[Task requirements]: Return the material exactly as supplied, apart from the pictures, which are omitted.

[Records for this exercise]:
==*==

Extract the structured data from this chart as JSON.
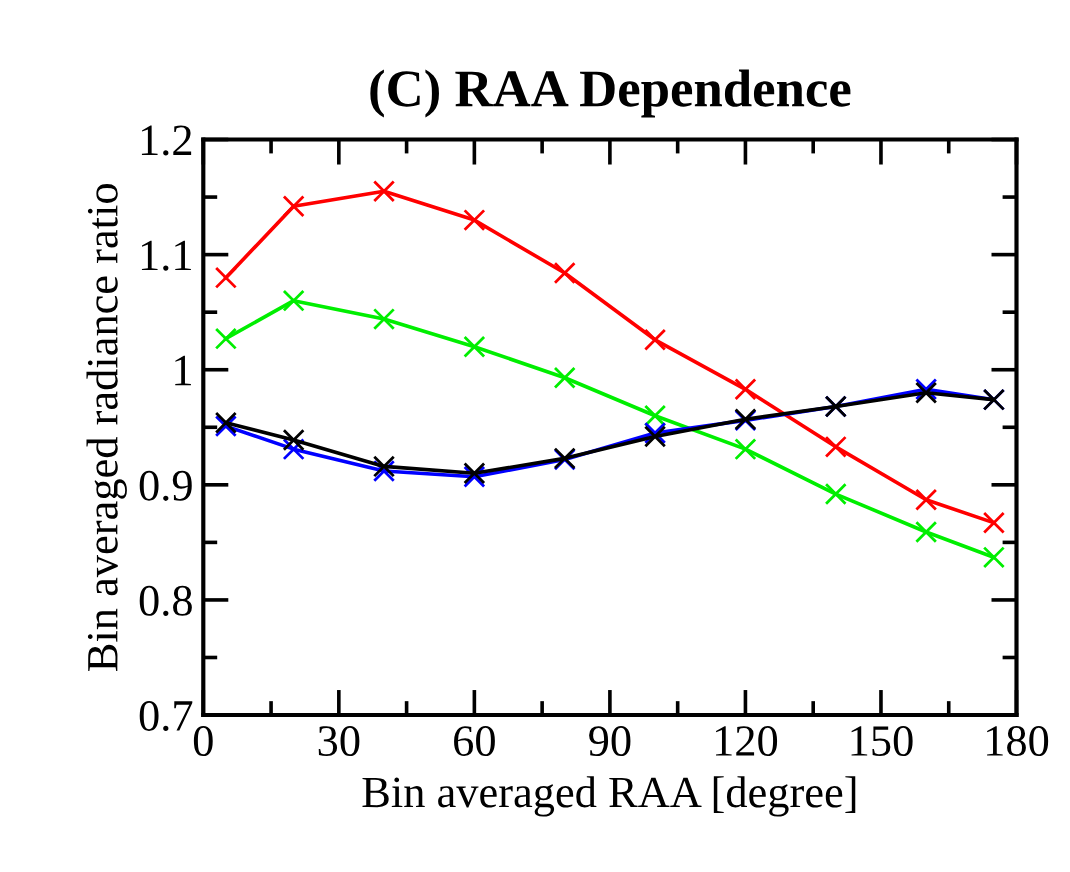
{
  "chart_data": {
    "type": "line",
    "title": "(C) RAA Dependence",
    "xlabel": "Bin averaged RAA [degree]",
    "ylabel": "Bin averaged radiance ratio",
    "x": [
      5,
      20,
      40,
      60,
      80,
      100,
      120,
      140,
      160,
      175
    ],
    "series": [
      {
        "color": "#ff0000",
        "values": [
          1.08,
          1.142,
          1.155,
          1.13,
          1.084,
          1.026,
          0.983,
          0.933,
          0.887,
          0.867
        ]
      },
      {
        "color": "#00ee00",
        "values": [
          1.027,
          1.06,
          1.044,
          1.02,
          0.993,
          0.96,
          0.931,
          0.892,
          0.859,
          0.837
        ]
      },
      {
        "color": "#0000ff",
        "values": [
          0.951,
          0.931,
          0.912,
          0.907,
          0.922,
          0.945,
          0.956,
          0.968,
          0.983,
          0.974
        ]
      },
      {
        "color": "#000000",
        "values": [
          0.954,
          0.939,
          0.916,
          0.91,
          0.923,
          0.942,
          0.957,
          0.968,
          0.98,
          0.974
        ]
      }
    ],
    "xlim": [
      0,
      180
    ],
    "xticks": [
      0,
      30,
      60,
      90,
      120,
      150,
      180
    ],
    "ylim": [
      0.7,
      1.2
    ],
    "yticks": [
      0.7,
      0.8,
      0.9,
      1,
      1.1,
      1.2
    ],
    "grid": false,
    "legend": false,
    "marker": "cross",
    "line_style": "solid"
  }
}
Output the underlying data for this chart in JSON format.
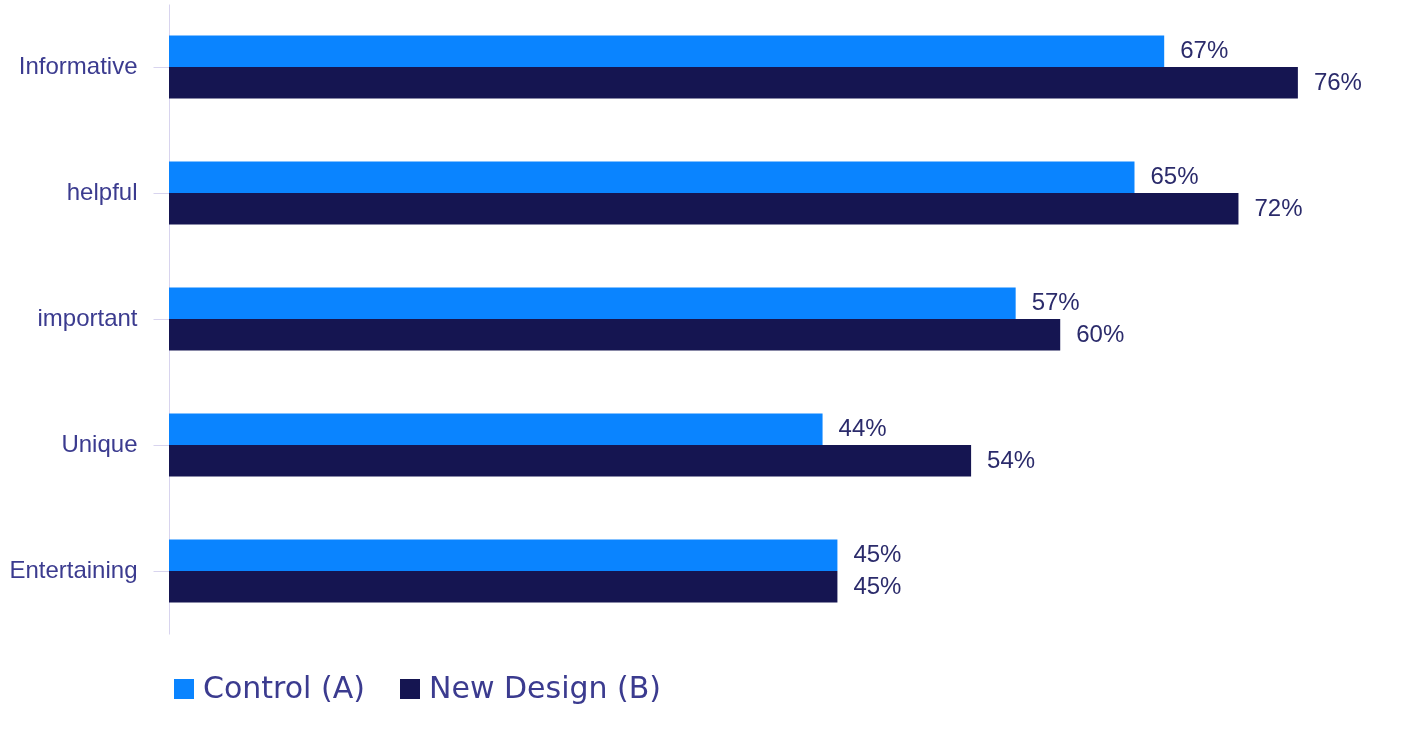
{
  "chart_data": {
    "type": "bar",
    "orientation": "horizontal",
    "categories": [
      "Informative",
      "helpful",
      "important",
      "Unique",
      "Entertaining"
    ],
    "series": [
      {
        "name": "Control (A)",
        "color": "#0a84ff",
        "values": [
          67,
          65,
          57,
          44,
          45
        ],
        "value_labels": [
          "67%",
          "65%",
          "57%",
          "44%",
          "45%"
        ]
      },
      {
        "name": "New Design (B)",
        "color": "#151551",
        "values": [
          76,
          72,
          60,
          54,
          45
        ],
        "value_labels": [
          "76%",
          "72%",
          "60%",
          "54%",
          "45%"
        ]
      }
    ],
    "legend": "bottom left",
    "grid": false
  }
}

==*==

[Output]:
Extract the structured data from this chart as JSON.
{
  "chart_data": {
    "type": "line",
    "title": "(C) RAA Dependence",
    "xlabel": "Bin averaged RAA [degree]",
    "ylabel": "Bin averaged radiance ratio",
    "x": [
      5,
      20,
      40,
      60,
      80,
      100,
      120,
      140,
      160,
      175
    ],
    "series": [
      {
        "color": "#ff0000",
        "values": [
          1.08,
          1.142,
          1.155,
          1.13,
          1.084,
          1.026,
          0.983,
          0.933,
          0.887,
          0.867
        ]
      },
      {
        "color": "#00ee00",
        "values": [
          1.027,
          1.06,
          1.044,
          1.02,
          0.993,
          0.96,
          0.931,
          0.892,
          0.859,
          0.837
        ]
      },
      {
        "color": "#0000ff",
        "values": [
          0.951,
          0.931,
          0.912,
          0.907,
          0.922,
          0.945,
          0.956,
          0.968,
          0.983,
          0.974
        ]
      },
      {
        "color": "#000000",
        "values": [
          0.954,
          0.939,
          0.916,
          0.91,
          0.923,
          0.942,
          0.957,
          0.968,
          0.98,
          0.974
        ]
      }
    ],
    "xlim": [
      0,
      180
    ],
    "xticks": [
      0,
      30,
      60,
      90,
      120,
      150,
      180
    ],
    "ylim": [
      0.7,
      1.2
    ],
    "yticks": [
      0.7,
      0.8,
      0.9,
      1,
      1.1,
      1.2
    ],
    "grid": false,
    "legend": false,
    "marker": "cross",
    "line_style": "solid"
  }
}
Output the underlying data for this chart in JSON format.
{
  "chart_data": {
    "type": "bar",
    "orientation": "horizontal",
    "categories": [
      "Informative",
      "helpful",
      "important",
      "Unique",
      "Entertaining"
    ],
    "series": [
      {
        "name": "Control (A)",
        "color": "#0a84ff",
        "values": [
          67,
          65,
          57,
          44,
          45
        ],
        "value_labels": [
          "67%",
          "65%",
          "57%",
          "44%",
          "45%"
        ]
      },
      {
        "name": "New Design (B)",
        "color": "#151551",
        "values": [
          76,
          72,
          60,
          54,
          45
        ],
        "value_labels": [
          "76%",
          "72%",
          "60%",
          "54%",
          "45%"
        ]
      }
    ],
    "legend": "bottom left",
    "grid": false
  }
}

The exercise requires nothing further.